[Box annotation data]
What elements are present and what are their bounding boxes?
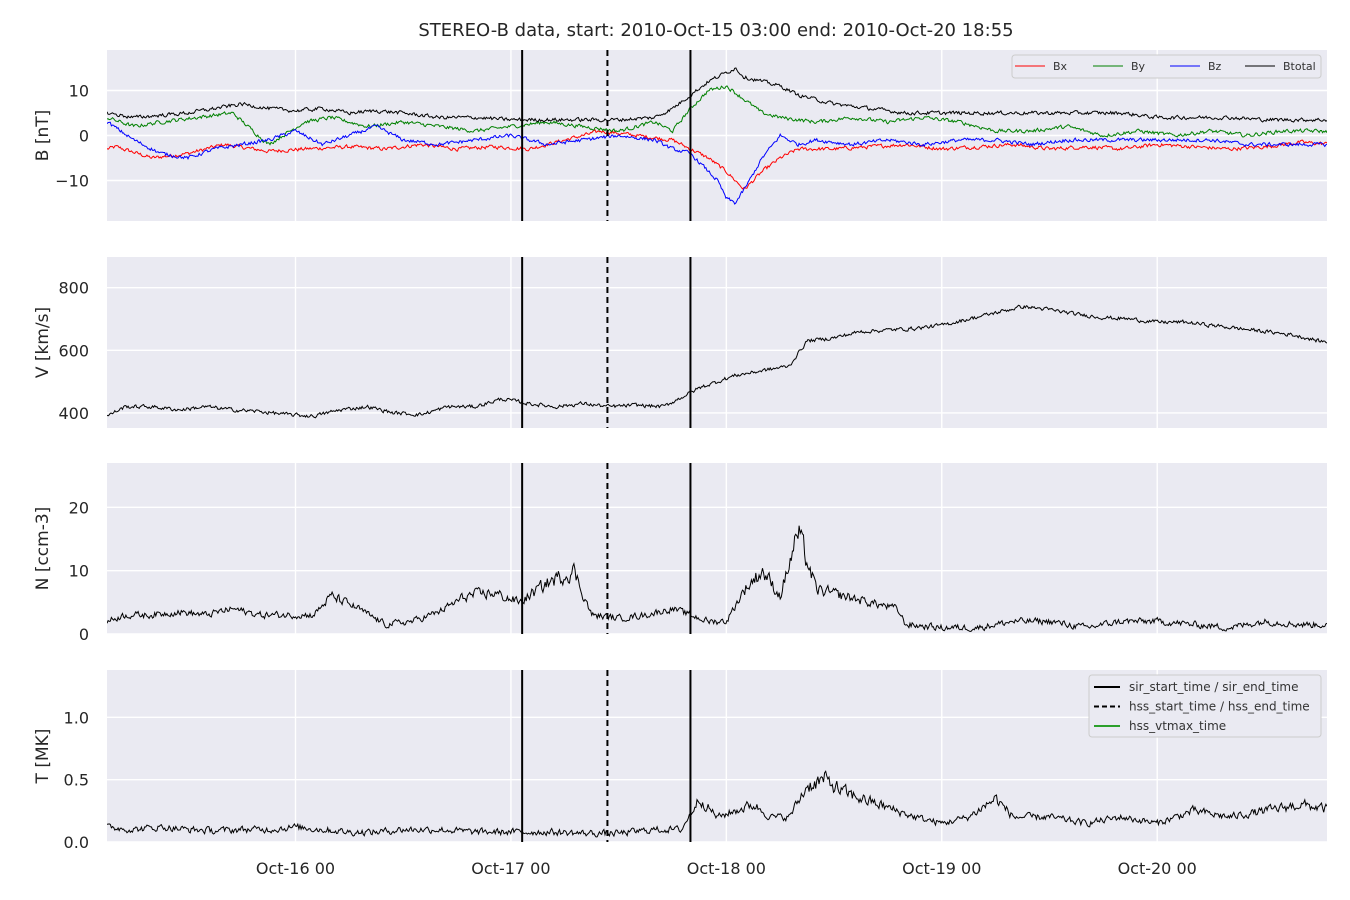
legend-label: Bx xyxy=(1053,60,1068,73)
y-tick-label: 800 xyxy=(58,279,89,298)
y-tick-label: 10 xyxy=(69,82,89,101)
y-axis-label: V [km/s] xyxy=(33,307,53,378)
series-line-t xyxy=(107,770,1327,838)
x-tick-label: Oct-20 00 xyxy=(1118,859,1197,878)
y-tick-label: 0.5 xyxy=(64,771,89,790)
legend-label: hss_start_time / hss_end_time xyxy=(1129,700,1310,714)
series-line-bz xyxy=(107,121,1327,205)
plot-area xyxy=(107,257,1327,428)
legend-b: Bx By Bz Btotal xyxy=(1011,54,1322,79)
series-line-n xyxy=(107,525,1327,632)
panel-B: 10 0 −10B [nT] Bx By Bz Btotal xyxy=(33,50,1327,221)
series-line-btotal xyxy=(107,67,1327,123)
y-tick-label: 20 xyxy=(69,498,89,517)
panel-N: 20 10 0 N [ccm-3] xyxy=(33,463,1327,644)
panel-V: 800 600 400 V [km/s] xyxy=(33,257,1327,428)
y-axis-label: T [MK] xyxy=(33,729,53,785)
y-tick-label: 400 xyxy=(58,404,89,423)
series-line-bx xyxy=(107,129,1327,190)
legend-label: sir_start_time / sir_end_time xyxy=(1129,680,1299,694)
y-tick-label: −10 xyxy=(55,172,89,191)
legend-events: sir_start_time / sir_end_time hss_start_t… xyxy=(1088,674,1322,738)
legend-label: Btotal xyxy=(1283,60,1316,73)
legend-label: By xyxy=(1131,60,1146,73)
y-tick-label: 0 xyxy=(79,625,89,644)
y-tick-label: 0.0 xyxy=(64,833,89,852)
y-tick-label: 0 xyxy=(79,127,89,146)
series-line-by xyxy=(107,85,1327,146)
legend-label: Bz xyxy=(1208,60,1222,73)
x-tick-label: Oct-19 00 xyxy=(902,859,981,878)
y-axis-label: B [nT] xyxy=(33,110,53,162)
panel-T: 1.0 0.5 0.0 T [MK] sir_start_time / sir_end_… xyxy=(33,670,1327,852)
x-tick-label: Oct-17 00 xyxy=(471,859,550,878)
y-axis-label: N [ccm-3] xyxy=(33,507,53,591)
figure-title: STEREO-B data, start: 2010-Oct-15 03:00 … xyxy=(418,20,1013,41)
x-tick-label: Oct-16 00 xyxy=(256,859,335,878)
y-tick-label: 10 xyxy=(69,562,89,581)
x-tick-label: Oct-18 00 xyxy=(687,859,766,878)
legend-label: hss_vtmax_time xyxy=(1129,719,1226,733)
plot-area xyxy=(107,463,1327,634)
y-tick-label: 1.0 xyxy=(64,708,89,727)
series-line-v xyxy=(107,304,1327,419)
y-tick-label: 600 xyxy=(58,341,89,360)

# [What you need to do]
Extract the lines of the records that run from the line containing "legend-label: Bx xyxy=(1053,60,1068,73)" through the line containing "y-axis-label: T [MK] xyxy=(33,729,53,785)", including both, and give those lines alone.

# [Full solution]
legend-label: Bx xyxy=(1053,60,1068,73)
y-tick-label: 800 xyxy=(58,279,89,298)
y-tick-label: 10 xyxy=(69,82,89,101)
y-axis-label: V [km/s] xyxy=(33,307,53,378)
series-line-t xyxy=(107,770,1327,838)
x-tick-label: Oct-20 00 xyxy=(1118,859,1197,878)
y-tick-label: 0.5 xyxy=(64,771,89,790)
legend-label: hss_start_time / hss_end_time xyxy=(1129,700,1310,714)
series-line-bz xyxy=(107,121,1327,205)
plot-area xyxy=(107,257,1327,428)
legend-b: Bx By Bz Btotal xyxy=(1011,54,1322,79)
series-line-n xyxy=(107,525,1327,632)
panel-B: 10 0 −10B [nT] Bx By Bz Btotal xyxy=(33,50,1327,221)
series-line-btotal xyxy=(107,67,1327,123)
y-tick-label: 20 xyxy=(69,498,89,517)
panel-N: 20 10 0 N [ccm-3] xyxy=(33,463,1327,644)
panel-V: 800 600 400 V [km/s] xyxy=(33,257,1327,428)
y-axis-label: T [MK] xyxy=(33,729,53,785)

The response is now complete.